* THE PROBLEM *
Output everything in the bow forum thread from "If you aren't" down to "alive and well.", reproduced verbatim.

* DOCUMENT TEXT *

If you aren't looking for something super-fast...try the other hot new bow from PSE, the Firestorm X. I promise it feels better, performs better, and is quieter than a Drenalin or other similar type bow.


----------



## MDOG (Dec 22, 2005)

JShepley said:


> This has been a great thread and I am glad to see the fierce brand loyalty is still alive and well.
> Next week, all tests will be verified by an unbiased editor of one of the largest bowhunting magazines in the country. The undeniable results will prove that the X-Force is the greatest bow made for guys looking for high K.E. to kill animals...At 348-350 fps...you can use 1 pin out to 40 yards. How would you like that for treestand whitetails or 70 yard shots at elk in New Mexico? This bow is flat out awesome and you can say what you want but until you shoot it, try to reserve your opinions and be reasonable. The test wasn't rigged....we didn't change the temp on the gel, we weren't at Area 51 and no...that wasn't Jimmy Hoffa shooting the bow. You can bet the verified tests will be available soon. Don't buy anything until you try this bow.

* SOURCE MATERIAL *
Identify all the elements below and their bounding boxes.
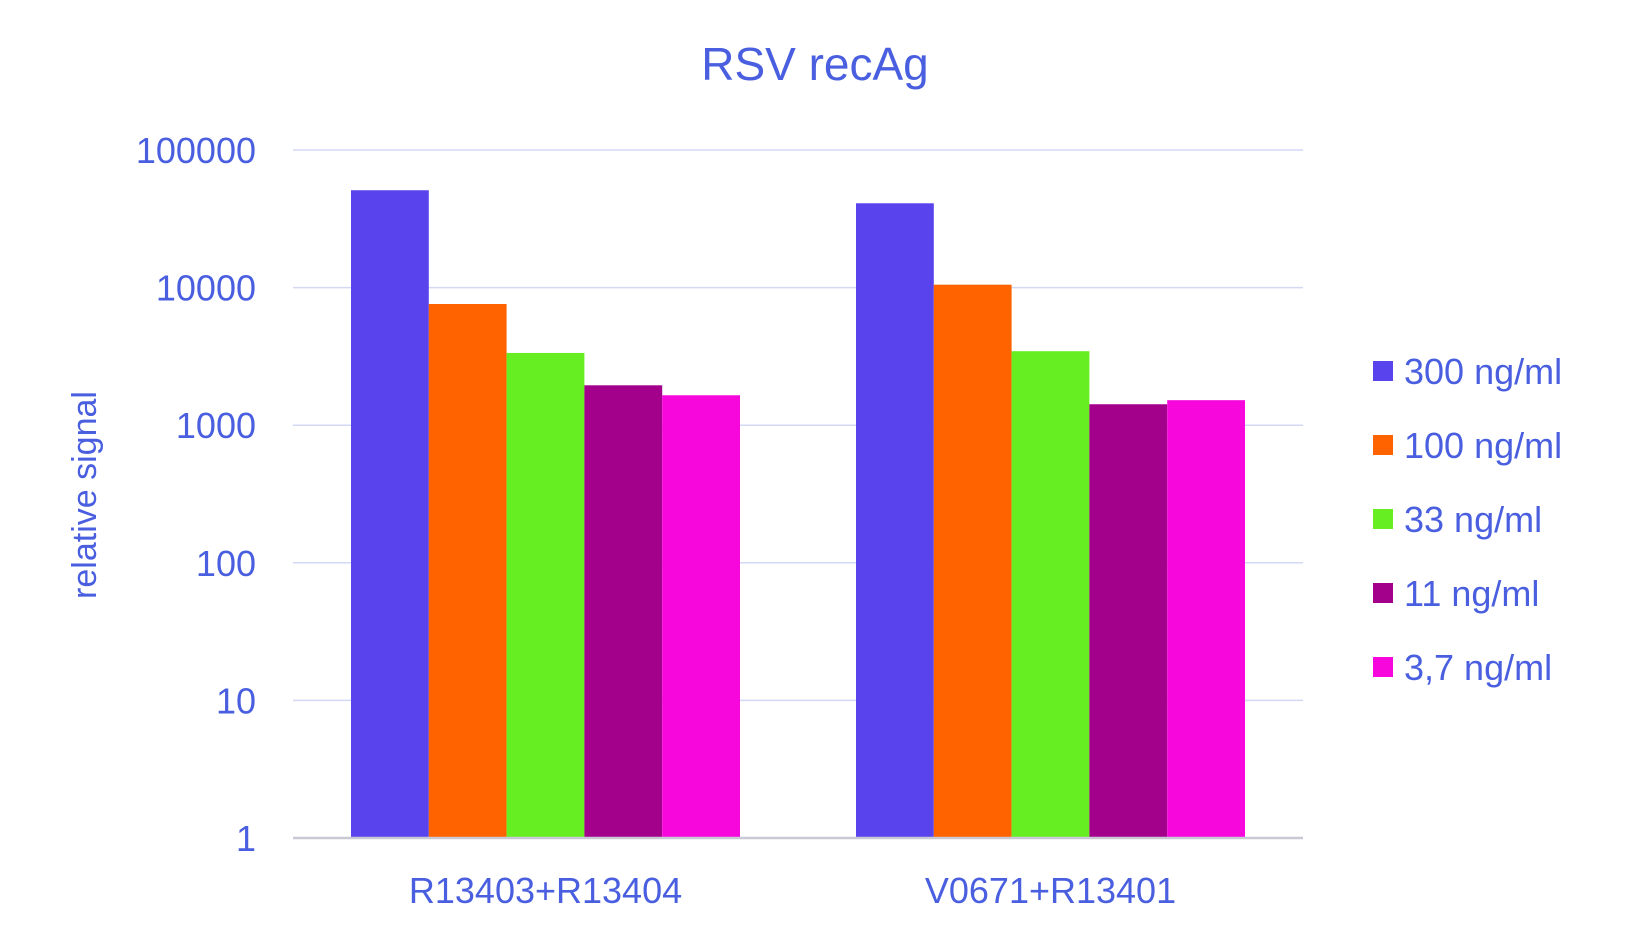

* TASK RESPONSE *
If you aren't looking for something super-fast...try the other hot new bow from PSE, the Firestorm X. I promise it feels better, performs better, and is quieter than a Drenalin or other similar type bow.


----------



## MDOG (Dec 22, 2005)

JShepley said:


> This has been a great thread and I am glad to see the fierce brand loyalty is still alive and well.